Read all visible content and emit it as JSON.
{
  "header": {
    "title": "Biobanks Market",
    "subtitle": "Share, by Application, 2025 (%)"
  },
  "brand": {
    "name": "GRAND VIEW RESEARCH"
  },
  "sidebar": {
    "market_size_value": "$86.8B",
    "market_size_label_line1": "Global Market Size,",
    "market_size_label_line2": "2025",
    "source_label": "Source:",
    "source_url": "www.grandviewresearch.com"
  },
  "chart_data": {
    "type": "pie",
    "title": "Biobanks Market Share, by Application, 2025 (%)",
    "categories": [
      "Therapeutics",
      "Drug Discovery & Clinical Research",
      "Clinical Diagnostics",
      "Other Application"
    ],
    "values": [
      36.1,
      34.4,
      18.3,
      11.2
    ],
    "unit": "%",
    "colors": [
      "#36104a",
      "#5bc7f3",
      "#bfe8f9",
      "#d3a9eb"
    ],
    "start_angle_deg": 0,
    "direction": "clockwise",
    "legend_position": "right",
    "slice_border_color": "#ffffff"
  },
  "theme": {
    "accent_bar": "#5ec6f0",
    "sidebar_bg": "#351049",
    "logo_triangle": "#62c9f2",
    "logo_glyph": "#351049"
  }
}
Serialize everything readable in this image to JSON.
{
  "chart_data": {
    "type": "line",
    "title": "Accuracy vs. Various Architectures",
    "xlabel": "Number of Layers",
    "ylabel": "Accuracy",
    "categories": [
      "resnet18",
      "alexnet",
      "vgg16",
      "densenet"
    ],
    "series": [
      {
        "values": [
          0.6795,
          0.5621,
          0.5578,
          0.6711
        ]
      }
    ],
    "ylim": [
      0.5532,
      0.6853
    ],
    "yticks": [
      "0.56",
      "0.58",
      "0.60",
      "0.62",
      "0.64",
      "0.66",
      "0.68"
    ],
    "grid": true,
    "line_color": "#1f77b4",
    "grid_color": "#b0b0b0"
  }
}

|---|

- **Written task**: Repeat the material above in full, exactly as it stands.

- **Exercise solution**:
Read all visible content and emit it as JSON.
{
  "header": {
    "title": "Biobanks Market",
    "subtitle": "Share, by Application, 2025 (%)"
  },
  "brand": {
    "name": "GRAND VIEW RESEARCH"
  },
  "sidebar": {
    "market_size_value": "$86.8B",
    "market_size_label_line1": "Global Market Size,",
    "market_size_label_line2": "2025",
    "source_label": "Source:",
    "source_url": "www.grandviewresearch.com"
  },
  "chart_data": {
    "type": "pie",
    "title": "Biobanks Market Share, by Application, 2025 (%)",
    "categories": [
      "Therapeutics",
      "Drug Discovery & Clinical Research",
      "Clinical Diagnostics",
      "Other Application"
    ],
    "values": [
      36.1,
      34.4,
      18.3,
      11.2
    ],
    "unit": "%",
    "colors": [
      "#36104a",
      "#5bc7f3",
      "#bfe8f9",
      "#d3a9eb"
    ],
    "start_angle_deg": 0,
    "direction": "clockwise",
    "legend_position": "right",
    "slice_border_color": "#ffffff"
  },
  "theme": {
    "accent_bar": "#5ec6f0",
    "sidebar_bg": "#351049",
    "logo_triangle": "#62c9f2",
    "logo_glyph": "#351049"
  }
}
Serialize everything readable in this image to JSON.
{
  "chart_data": {
    "type": "line",
    "title": "Accuracy vs. Various Architectures",
    "xlabel": "Number of Layers",
    "ylabel": "Accuracy",
    "categories": [
      "resnet18",
      "alexnet",
      "vgg16",
      "densenet"
    ],
    "series": [
      {
        "values": [
          0.6795,
          0.5621,
          0.5578,
          0.6711
        ]
      }
    ],
    "ylim": [
      0.5532,
      0.6853
    ],
    "yticks": [
      "0.56",
      "0.58",
      "0.60",
      "0.62",
      "0.64",
      "0.66",
      "0.68"
    ],
    "grid": true,
    "line_color": "#1f77b4",
    "grid_color": "#b0b0b0"
  }
}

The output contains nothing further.